#### WHAT IS REQUIRED:
Gather all lines in the records below that include the word "Principal".

-- BEGIN DATA TO USE --

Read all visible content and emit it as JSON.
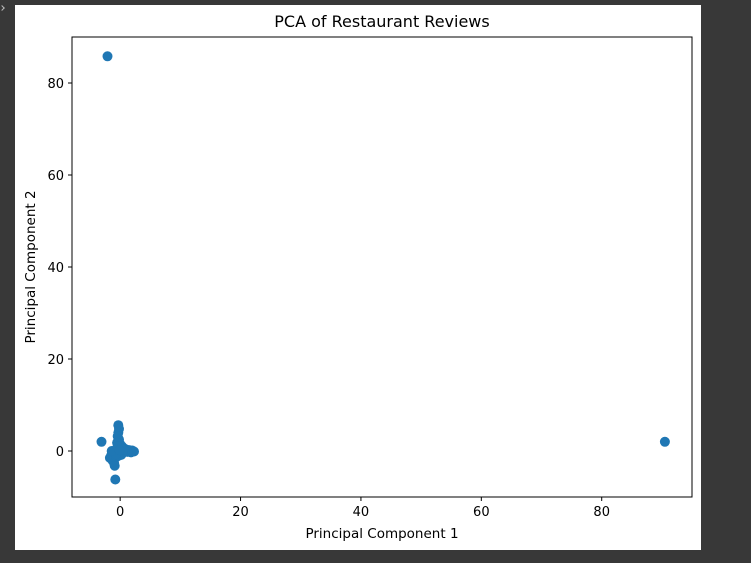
{
  "window": {
    "background_color": "#383838"
  },
  "chart_data": {
    "type": "scatter",
    "title": "PCA of Restaurant Reviews",
    "xlabel": "Principal Component 1",
    "ylabel": "Principal Component 2",
    "xlim": [
      -8,
      95
    ],
    "ylim": [
      -10,
      90
    ],
    "xticks": [
      0,
      20,
      40,
      60,
      80
    ],
    "yticks": [
      0,
      20,
      40,
      60,
      80
    ],
    "grid": false,
    "legend": "none",
    "marker_color": "#1f77b4",
    "points": [
      {
        "x": -2.1,
        "y": 85.8
      },
      {
        "x": 90.5,
        "y": 2.0
      },
      {
        "x": -3.1,
        "y": 2.0
      },
      {
        "x": -0.8,
        "y": -6.2
      },
      {
        "x": -0.3,
        "y": 5.6
      },
      {
        "x": -0.2,
        "y": 4.8
      },
      {
        "x": -0.3,
        "y": 4.0
      },
      {
        "x": -0.4,
        "y": 3.2
      },
      {
        "x": -0.2,
        "y": 2.5
      },
      {
        "x": -0.5,
        "y": 1.8
      },
      {
        "x": 0.0,
        "y": 1.5
      },
      {
        "x": 0.3,
        "y": 1.0
      },
      {
        "x": 0.6,
        "y": 0.6
      },
      {
        "x": 1.0,
        "y": 0.3
      },
      {
        "x": 1.5,
        "y": 0.2
      },
      {
        "x": 2.0,
        "y": 0.1
      },
      {
        "x": 2.3,
        "y": -0.1
      },
      {
        "x": 1.8,
        "y": -0.3
      },
      {
        "x": 1.2,
        "y": -0.2
      },
      {
        "x": 0.8,
        "y": 0.0
      },
      {
        "x": 0.4,
        "y": -0.4
      },
      {
        "x": 0.0,
        "y": -0.6
      },
      {
        "x": -0.3,
        "y": -0.2
      },
      {
        "x": -0.6,
        "y": 0.4
      },
      {
        "x": -0.9,
        "y": 0.1
      },
      {
        "x": -1.2,
        "y": -0.5
      },
      {
        "x": -1.5,
        "y": -1.0
      },
      {
        "x": -1.7,
        "y": -1.5
      },
      {
        "x": -1.3,
        "y": -2.0
      },
      {
        "x": -1.0,
        "y": -2.6
      },
      {
        "x": -0.9,
        "y": -3.2
      },
      {
        "x": -0.6,
        "y": -1.3
      },
      {
        "x": -0.2,
        "y": -1.0
      },
      {
        "x": 0.2,
        "y": -0.8
      },
      {
        "x": 0.1,
        "y": 0.6
      },
      {
        "x": -0.4,
        "y": 1.0
      },
      {
        "x": -0.7,
        "y": -0.7
      },
      {
        "x": -1.4,
        "y": 0.0
      },
      {
        "x": 0.5,
        "y": 0.3
      },
      {
        "x": -0.1,
        "y": 0.2
      }
    ]
  }
}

-- END DATA TO USE --

#### RESULT OF THIS EXERCISE:
    "xlabel": "Principal Component 1",
    "ylabel": "Principal Component 2",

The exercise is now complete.